Exercise aim:
From the listing below, copy every line with the word "Lockhaardt".

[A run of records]
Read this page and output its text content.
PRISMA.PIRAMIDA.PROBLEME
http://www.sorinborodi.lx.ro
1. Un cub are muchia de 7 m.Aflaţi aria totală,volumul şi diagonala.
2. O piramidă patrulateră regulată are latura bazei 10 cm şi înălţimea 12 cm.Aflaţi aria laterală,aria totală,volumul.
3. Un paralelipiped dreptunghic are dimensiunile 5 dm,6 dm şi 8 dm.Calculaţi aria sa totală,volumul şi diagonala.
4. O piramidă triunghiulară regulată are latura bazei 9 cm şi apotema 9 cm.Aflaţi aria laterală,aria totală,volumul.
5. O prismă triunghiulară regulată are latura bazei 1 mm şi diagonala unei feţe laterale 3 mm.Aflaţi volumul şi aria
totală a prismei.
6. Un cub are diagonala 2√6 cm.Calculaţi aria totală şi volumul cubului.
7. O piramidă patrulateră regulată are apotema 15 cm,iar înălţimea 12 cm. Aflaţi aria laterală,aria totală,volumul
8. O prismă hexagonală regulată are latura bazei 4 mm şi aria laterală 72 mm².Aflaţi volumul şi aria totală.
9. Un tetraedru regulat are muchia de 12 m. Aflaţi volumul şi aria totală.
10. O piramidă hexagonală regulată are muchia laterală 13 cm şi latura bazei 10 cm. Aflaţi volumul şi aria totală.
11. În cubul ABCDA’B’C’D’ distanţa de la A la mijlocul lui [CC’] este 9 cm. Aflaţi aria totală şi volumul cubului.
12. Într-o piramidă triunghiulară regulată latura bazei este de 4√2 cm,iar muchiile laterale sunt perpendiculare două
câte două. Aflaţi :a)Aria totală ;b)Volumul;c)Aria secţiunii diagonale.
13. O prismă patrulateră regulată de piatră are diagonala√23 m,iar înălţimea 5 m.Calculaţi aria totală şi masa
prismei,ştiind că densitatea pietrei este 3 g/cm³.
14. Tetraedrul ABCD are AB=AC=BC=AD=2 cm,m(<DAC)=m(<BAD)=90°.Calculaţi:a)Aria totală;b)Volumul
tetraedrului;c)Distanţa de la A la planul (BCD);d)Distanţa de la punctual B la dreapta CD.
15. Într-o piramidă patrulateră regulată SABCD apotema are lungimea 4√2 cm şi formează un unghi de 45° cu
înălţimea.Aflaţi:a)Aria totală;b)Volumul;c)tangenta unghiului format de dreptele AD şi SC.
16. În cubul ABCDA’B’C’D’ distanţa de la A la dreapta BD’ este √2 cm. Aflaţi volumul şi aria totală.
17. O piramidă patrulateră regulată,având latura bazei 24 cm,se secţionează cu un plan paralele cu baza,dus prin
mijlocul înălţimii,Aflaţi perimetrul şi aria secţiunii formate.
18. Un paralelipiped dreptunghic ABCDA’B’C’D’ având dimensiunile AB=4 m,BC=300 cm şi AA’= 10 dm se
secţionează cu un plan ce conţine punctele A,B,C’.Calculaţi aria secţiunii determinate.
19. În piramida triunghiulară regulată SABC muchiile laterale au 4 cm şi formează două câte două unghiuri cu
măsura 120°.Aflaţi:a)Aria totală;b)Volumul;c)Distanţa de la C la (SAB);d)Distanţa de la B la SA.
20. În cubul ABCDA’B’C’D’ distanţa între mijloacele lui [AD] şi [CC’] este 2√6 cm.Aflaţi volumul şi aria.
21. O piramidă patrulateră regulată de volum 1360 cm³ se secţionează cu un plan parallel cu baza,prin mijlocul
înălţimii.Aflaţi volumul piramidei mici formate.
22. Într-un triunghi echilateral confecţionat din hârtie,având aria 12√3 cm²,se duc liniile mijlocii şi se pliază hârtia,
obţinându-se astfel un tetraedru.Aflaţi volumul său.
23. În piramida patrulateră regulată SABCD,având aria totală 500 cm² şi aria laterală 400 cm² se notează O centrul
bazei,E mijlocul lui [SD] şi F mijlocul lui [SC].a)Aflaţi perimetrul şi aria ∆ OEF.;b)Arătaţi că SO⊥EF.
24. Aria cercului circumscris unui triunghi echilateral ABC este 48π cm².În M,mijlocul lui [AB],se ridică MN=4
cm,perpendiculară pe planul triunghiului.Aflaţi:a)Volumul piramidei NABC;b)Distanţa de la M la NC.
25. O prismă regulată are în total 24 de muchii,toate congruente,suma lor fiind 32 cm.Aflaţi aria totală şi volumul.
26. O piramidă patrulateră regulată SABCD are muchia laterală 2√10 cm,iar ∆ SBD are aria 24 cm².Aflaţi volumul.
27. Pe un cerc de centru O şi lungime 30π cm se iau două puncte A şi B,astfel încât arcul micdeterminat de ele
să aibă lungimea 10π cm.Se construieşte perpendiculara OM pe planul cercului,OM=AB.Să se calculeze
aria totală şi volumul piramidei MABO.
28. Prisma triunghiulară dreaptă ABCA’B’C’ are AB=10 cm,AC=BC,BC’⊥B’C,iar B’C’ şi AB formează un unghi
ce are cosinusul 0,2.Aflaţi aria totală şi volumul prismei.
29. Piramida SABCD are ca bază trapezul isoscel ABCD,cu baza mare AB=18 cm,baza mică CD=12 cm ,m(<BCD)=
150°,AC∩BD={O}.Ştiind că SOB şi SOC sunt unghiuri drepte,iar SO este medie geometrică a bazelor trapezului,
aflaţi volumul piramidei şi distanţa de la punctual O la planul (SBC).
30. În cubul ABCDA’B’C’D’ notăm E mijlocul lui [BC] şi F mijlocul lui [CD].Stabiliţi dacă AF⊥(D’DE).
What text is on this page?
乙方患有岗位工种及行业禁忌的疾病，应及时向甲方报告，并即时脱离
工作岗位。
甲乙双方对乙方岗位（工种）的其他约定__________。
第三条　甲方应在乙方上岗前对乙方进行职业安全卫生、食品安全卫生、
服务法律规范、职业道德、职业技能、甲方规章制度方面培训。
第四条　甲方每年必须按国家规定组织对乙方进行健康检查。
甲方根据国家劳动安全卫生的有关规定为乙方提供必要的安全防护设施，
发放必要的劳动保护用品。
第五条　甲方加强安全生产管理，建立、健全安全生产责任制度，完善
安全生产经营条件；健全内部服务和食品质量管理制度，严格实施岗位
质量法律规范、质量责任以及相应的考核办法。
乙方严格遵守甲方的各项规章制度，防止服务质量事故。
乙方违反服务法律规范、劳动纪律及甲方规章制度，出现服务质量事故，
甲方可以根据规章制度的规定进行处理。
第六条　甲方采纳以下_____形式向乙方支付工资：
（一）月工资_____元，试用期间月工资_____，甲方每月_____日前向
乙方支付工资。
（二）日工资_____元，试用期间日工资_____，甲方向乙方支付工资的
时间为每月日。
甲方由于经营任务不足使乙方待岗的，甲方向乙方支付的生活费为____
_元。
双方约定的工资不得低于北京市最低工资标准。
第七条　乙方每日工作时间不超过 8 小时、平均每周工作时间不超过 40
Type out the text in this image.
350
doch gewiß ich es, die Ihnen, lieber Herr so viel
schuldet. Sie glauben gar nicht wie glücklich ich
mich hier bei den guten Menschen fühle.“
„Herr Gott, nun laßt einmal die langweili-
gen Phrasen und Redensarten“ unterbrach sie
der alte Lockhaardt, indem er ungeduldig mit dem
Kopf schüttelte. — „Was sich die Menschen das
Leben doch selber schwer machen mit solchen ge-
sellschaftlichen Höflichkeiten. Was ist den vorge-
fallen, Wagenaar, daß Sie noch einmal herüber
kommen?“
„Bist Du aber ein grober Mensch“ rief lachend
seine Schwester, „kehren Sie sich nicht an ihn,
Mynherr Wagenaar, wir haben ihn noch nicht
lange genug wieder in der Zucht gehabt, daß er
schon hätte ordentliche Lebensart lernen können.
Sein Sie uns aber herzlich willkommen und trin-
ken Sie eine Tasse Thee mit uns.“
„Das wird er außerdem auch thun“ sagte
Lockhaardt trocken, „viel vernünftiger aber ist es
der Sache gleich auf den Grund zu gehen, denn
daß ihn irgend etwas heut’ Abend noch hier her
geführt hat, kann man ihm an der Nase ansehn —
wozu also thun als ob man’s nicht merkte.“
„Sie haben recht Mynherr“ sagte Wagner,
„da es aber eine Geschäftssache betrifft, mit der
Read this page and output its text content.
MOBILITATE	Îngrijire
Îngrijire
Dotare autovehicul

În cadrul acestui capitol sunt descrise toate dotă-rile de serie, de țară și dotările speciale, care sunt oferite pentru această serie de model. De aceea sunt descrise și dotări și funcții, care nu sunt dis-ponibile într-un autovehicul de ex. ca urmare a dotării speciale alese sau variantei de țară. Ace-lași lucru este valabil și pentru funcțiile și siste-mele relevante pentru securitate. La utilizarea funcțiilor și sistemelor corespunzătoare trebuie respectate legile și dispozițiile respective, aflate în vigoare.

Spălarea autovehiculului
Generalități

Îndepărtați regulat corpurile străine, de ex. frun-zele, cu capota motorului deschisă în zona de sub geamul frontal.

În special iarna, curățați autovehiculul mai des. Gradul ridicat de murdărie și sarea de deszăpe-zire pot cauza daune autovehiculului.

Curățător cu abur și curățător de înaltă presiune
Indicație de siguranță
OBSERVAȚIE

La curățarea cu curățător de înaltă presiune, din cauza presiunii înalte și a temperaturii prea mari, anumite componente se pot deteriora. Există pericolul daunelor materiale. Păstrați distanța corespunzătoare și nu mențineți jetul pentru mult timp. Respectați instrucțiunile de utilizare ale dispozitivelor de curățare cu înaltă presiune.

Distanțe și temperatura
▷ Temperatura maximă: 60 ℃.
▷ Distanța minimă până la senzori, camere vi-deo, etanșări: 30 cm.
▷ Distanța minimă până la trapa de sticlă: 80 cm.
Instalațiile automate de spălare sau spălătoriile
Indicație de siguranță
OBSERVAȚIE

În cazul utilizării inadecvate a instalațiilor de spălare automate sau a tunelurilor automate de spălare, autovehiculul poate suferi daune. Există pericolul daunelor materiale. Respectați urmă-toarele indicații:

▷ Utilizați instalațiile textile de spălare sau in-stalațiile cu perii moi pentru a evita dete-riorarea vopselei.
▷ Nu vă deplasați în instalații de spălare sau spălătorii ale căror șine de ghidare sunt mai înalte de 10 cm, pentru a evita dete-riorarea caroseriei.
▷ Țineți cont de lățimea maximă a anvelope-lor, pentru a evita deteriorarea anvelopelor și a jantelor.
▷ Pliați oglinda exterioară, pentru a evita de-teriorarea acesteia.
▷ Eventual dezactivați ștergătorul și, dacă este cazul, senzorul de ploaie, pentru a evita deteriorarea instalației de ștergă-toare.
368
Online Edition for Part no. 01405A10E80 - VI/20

Exercise result:
der alte Lockhaardt, indem er ungeduldig mit dem
Lockhaardt trocken, „viel vernünftiger aber ist es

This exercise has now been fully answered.